- Problem: Extract each line from the entries below that has the string "control" in it.

=== Dataset records ===

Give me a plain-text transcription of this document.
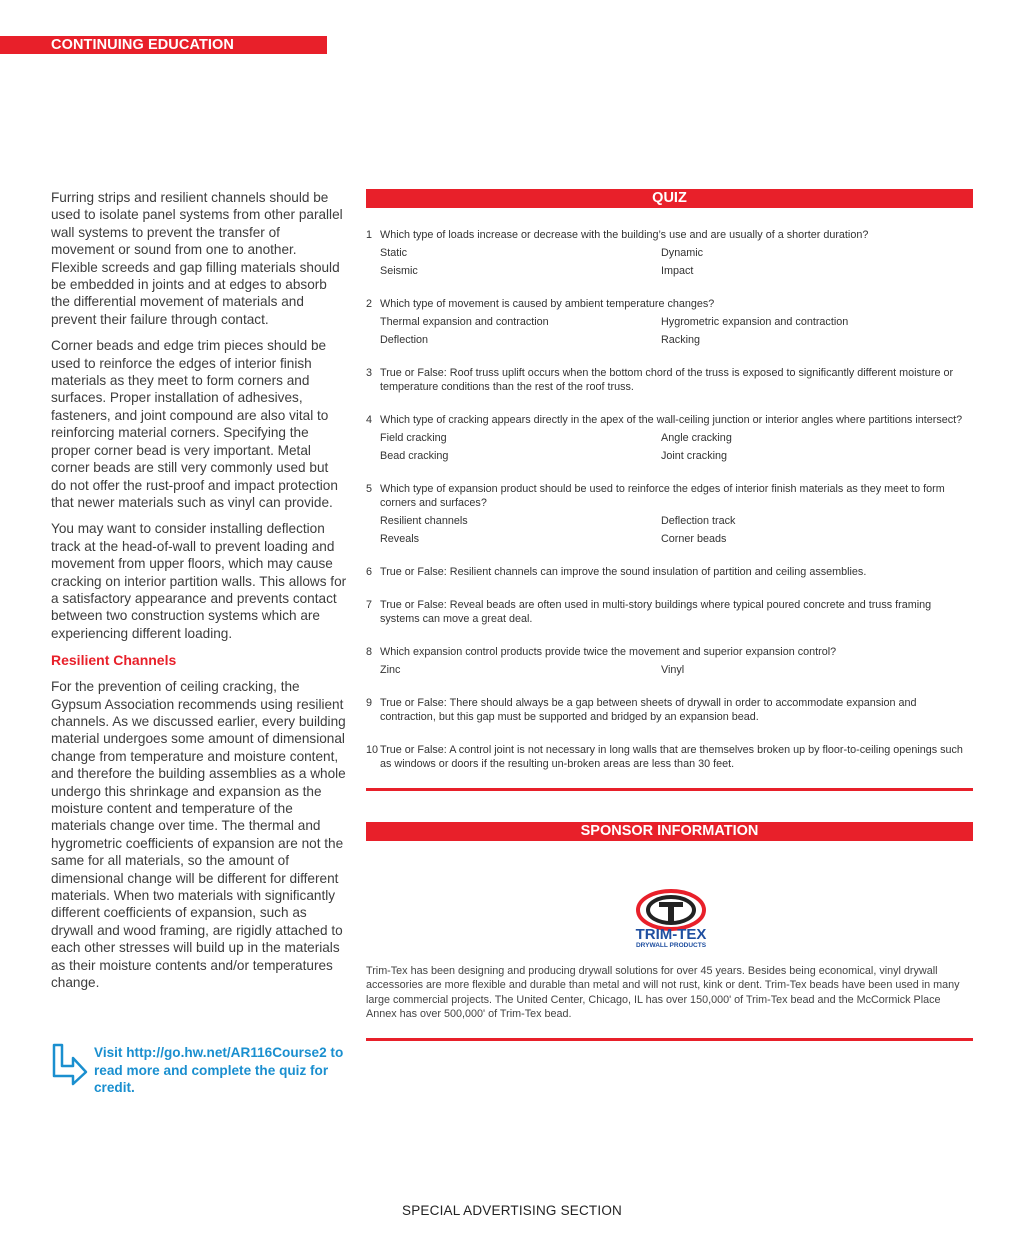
CONTINUING EDUCATION

Furring strips and resilient channels should be used to isolate panel systems from other parallel wall systems to prevent the transfer of movement or sound from one to another. Flexible screeds and gap filling materials should be embedded in joints and at edges to absorb the differential movement of materials and prevent their failure through contact.

Corner beads and edge trim pieces should be used to reinforce the edges of interior finish materials as they meet to form corners and surfaces. Proper installation of adhesives, fasteners, and joint compound are also vital to reinforcing material corners. Specifying the proper corner bead is very important. Metal corner beads are still very commonly used but do not offer the rust-proof and impact protection that newer materials such as vinyl can provide.

You may want to consider installing deflection track at the head-of-wall to prevent loading and movement from upper floors, which may cause cracking on interior partition walls. This allows for a satisfactory appearance and prevents contact between two construction systems which are experiencing different loading.

Resilient Channels

For the prevention of ceiling cracking, the Gypsum Association recommends using resilient channels. As we discussed earlier, every building material undergoes some amount of dimensional change from temperature and moisture content, and therefore the building assemblies as a whole undergo this shrinkage and expansion as the moisture content and temperature of the materials change over time. The thermal and hygrometric coefficients of expansion are not the same for all materials, so the amount of dimensional change will be different for different materials. When two materials with significantly different coefficients of expansion, such as drywall and wood framing, are rigidly attached to each other stresses will build up in the materials as their moisture contents and/or temperatures change.

Visit http://go.hw.net/AR116Course2 to read more and complete the quiz for credit.
QUIZ
1 Which type of loads increase or decrease with the building’s use and are usually of a shorter duration?
Static	Dynamic
Seismic	Impact
2 Which type of movement is caused by ambient temperature changes?
Thermal expansion and contraction	Hygrometric expansion and contraction
Deflection	Racking
3 True or False: Roof truss uplift occurs when the bottom chord of the truss is exposed to significantly different moisture or temperature conditions than the rest of the roof truss.
4 Which type of cracking appears directly in the apex of the wall-ceiling junction or interior angles where partitions intersect?
Field cracking	Angle cracking
Bead cracking	Joint cracking
5 Which type of expansion product should be used to reinforce the edges of interior finish materials as they meet to form corners and surfaces?
Resilient channels	Deflection track
Reveals	Corner beads
6 True or False: Resilient channels can improve the sound insulation of partition and ceiling assemblies.
7 True or False: Reveal beads are often used in multi-story buildings where typical poured concrete and truss framing systems can move a great deal.
8 Which expansion control products provide twice the movement and superior expansion control?
Zinc	Vinyl
9 True or False: There should always be a gap between sheets of drywall in order to accommodate expansion and contraction, but this gap must be supported and bridged by an expansion bead.
10 True or False: A control joint is not necessary in long walls that are themselves broken up by floor-to-ceiling openings such as windows or doors if the resulting un-broken areas are less than 30 feet.
SPONSOR INFORMATION
TRIM-TEX
DRYWALL PRODUCTS
Trim-Tex has been designing and producing drywall solutions for over 45 years. Besides being economical, vinyl drywall accessories are more flexible and durable than metal and will not rust, kink or dent. Trim-Tex beads have been used in many large commercial projects. The United Center, Chicago, IL has over 150,000' of Trim-Tex bead and the McCormick Place Annex has over 500,000' of Trim-Tex bead.
SPECIAL ADVERTISING SECTION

===

- Task output:
8 Which expansion control products provide twice the movement and superior expansion control?
10 True or False: A control joint is not necessary in long walls that are themselves broken up by floor-to-ceiling openings such as windows or doors if the resulting un-broken areas are less than 30 feet.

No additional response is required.